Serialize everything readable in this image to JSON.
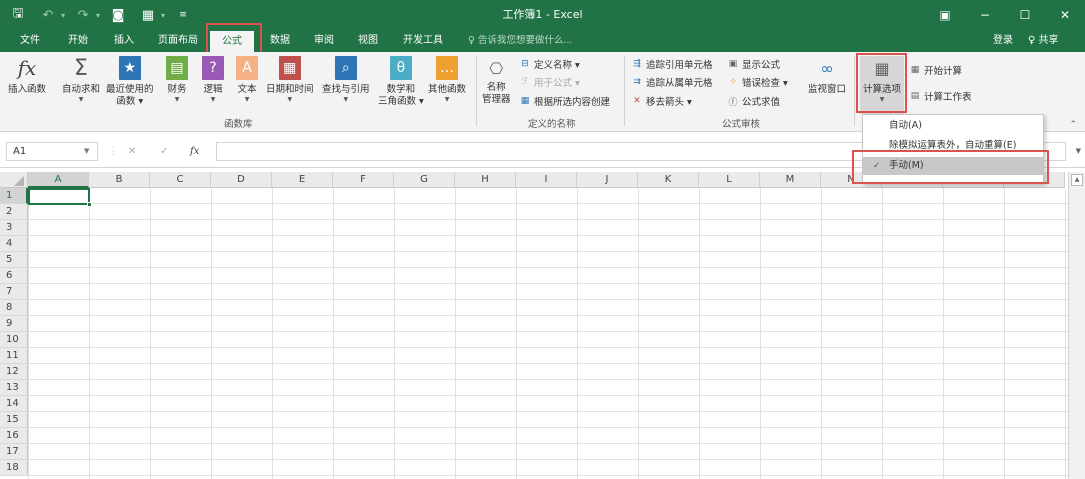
{
  "window": {
    "title": "工作簿1 - Excel",
    "controls": [
      "restore-ribbon-icon",
      "minimize-icon",
      "maximize-icon",
      "close-icon"
    ]
  },
  "qat": {
    "icons": [
      "save-icon",
      "undo-icon",
      "redo-icon",
      "camera-icon",
      "form-icon",
      "customize-icon"
    ]
  },
  "tabs": [
    {
      "label": "文件"
    },
    {
      "label": "开始"
    },
    {
      "label": "插入"
    },
    {
      "label": "页面布局"
    },
    {
      "label": "公式",
      "active": true
    },
    {
      "label": "数据"
    },
    {
      "label": "审阅"
    },
    {
      "label": "视图"
    },
    {
      "label": "开发工具"
    }
  ],
  "tellme": {
    "text": "♀ 告诉我您想要做什么..."
  },
  "account": {
    "login": "登录",
    "share": "♀ 共享"
  },
  "ribbon": {
    "function_library": {
      "label": "函数库",
      "buttons": [
        {
          "label": "插入函数"
        },
        {
          "label": "自动求和"
        },
        {
          "label": "最近使用的\n函数 ▾"
        },
        {
          "label": "财务"
        },
        {
          "label": "逻辑"
        },
        {
          "label": "文本"
        },
        {
          "label": "日期和时间"
        },
        {
          "label": "查找与引用"
        },
        {
          "label": "数学和\n三角函数 ▾"
        },
        {
          "label": "其他函数"
        }
      ]
    },
    "defined_names": {
      "label": "定义的名称",
      "manager": "名称\n管理器",
      "items": [
        "定义名称 ▾",
        "用于公式 ▾",
        "根据所选内容创建"
      ]
    },
    "formula_auditing": {
      "label": "公式审核",
      "items": [
        "追踪引用单元格",
        "追踪从属单元格",
        "移去箭头 ▾",
        "显示公式",
        "错误检查 ▾",
        "公式求值"
      ],
      "watch": "监视窗口"
    },
    "calculation": {
      "options": "计算选项",
      "items": [
        "开始计算",
        "计算工作表"
      ]
    }
  },
  "formula_bar": {
    "name_box": "A1",
    "fx": "fx",
    "cancel": "✕",
    "enter": "✓"
  },
  "grid": {
    "columns": [
      "A",
      "B",
      "C",
      "D",
      "E",
      "F",
      "G",
      "H",
      "I",
      "J",
      "K",
      "L",
      "M",
      "N",
      "O",
      "P",
      "Q"
    ],
    "rows": [
      "1",
      "2",
      "3",
      "4",
      "5",
      "6",
      "7",
      "8",
      "9",
      "10",
      "11",
      "12",
      "13",
      "14",
      "15",
      "16",
      "17",
      "18"
    ],
    "active_cell": "A1"
  },
  "dropdown": {
    "items": [
      {
        "label": "自动(A)"
      },
      {
        "label": "除模拟运算表外，自动重算(E)"
      },
      {
        "label": "手动(M)",
        "checked": true
      }
    ]
  }
}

=== Exercise instructions ===
Restate the data above word for word. Skip every picture.

=== Exercise answer ===
Serialize everything readable in this image to JSON.
{
  "window": {
    "title": "工作簿1 - Excel",
    "controls": [
      "restore-ribbon-icon",
      "minimize-icon",
      "maximize-icon",
      "close-icon"
    ]
  },
  "qat": {
    "icons": [
      "save-icon",
      "undo-icon",
      "redo-icon",
      "camera-icon",
      "form-icon",
      "customize-icon"
    ]
  },
  "tabs": [
    {
      "label": "文件"
    },
    {
      "label": "开始"
    },
    {
      "label": "插入"
    },
    {
      "label": "页面布局"
    },
    {
      "label": "公式",
      "active": true
    },
    {
      "label": "数据"
    },
    {
      "label": "审阅"
    },
    {
      "label": "视图"
    },
    {
      "label": "开发工具"
    }
  ],
  "tellme": {
    "text": "♀ 告诉我您想要做什么..."
  },
  "account": {
    "login": "登录",
    "share": "♀ 共享"
  },
  "ribbon": {
    "function_library": {
      "label": "函数库",
      "buttons": [
        {
          "label": "插入函数"
        },
        {
          "label": "自动求和"
        },
        {
          "label": "最近使用的\n函数 ▾"
        },
        {
          "label": "财务"
        },
        {
          "label": "逻辑"
        },
        {
          "label": "文本"
        },
        {
          "label": "日期和时间"
        },
        {
          "label": "查找与引用"
        },
        {
          "label": "数学和\n三角函数 ▾"
        },
        {
          "label": "其他函数"
        }
      ]
    },
    "defined_names": {
      "label": "定义的名称",
      "manager": "名称\n管理器",
      "items": [
        "定义名称 ▾",
        "用于公式 ▾",
        "根据所选内容创建"
      ]
    },
    "formula_auditing": {
      "label": "公式审核",
      "items": [
        "追踪引用单元格",
        "追踪从属单元格",
        "移去箭头 ▾",
        "显示公式",
        "错误检查 ▾",
        "公式求值"
      ],
      "watch": "监视窗口"
    },
    "calculation": {
      "options": "计算选项",
      "items": [
        "开始计算",
        "计算工作表"
      ]
    }
  },
  "formula_bar": {
    "name_box": "A1",
    "fx": "fx",
    "cancel": "✕",
    "enter": "✓"
  },
  "grid": {
    "columns": [
      "A",
      "B",
      "C",
      "D",
      "E",
      "F",
      "G",
      "H",
      "I",
      "J",
      "K",
      "L",
      "M",
      "N",
      "O",
      "P",
      "Q"
    ],
    "rows": [
      "1",
      "2",
      "3",
      "4",
      "5",
      "6",
      "7",
      "8",
      "9",
      "10",
      "11",
      "12",
      "13",
      "14",
      "15",
      "16",
      "17",
      "18"
    ],
    "active_cell": "A1"
  },
  "dropdown": {
    "items": [
      {
        "label": "自动(A)"
      },
      {
        "label": "除模拟运算表外，自动重算(E)"
      },
      {
        "label": "手动(M)",
        "checked": true
      }
    ]
  }
}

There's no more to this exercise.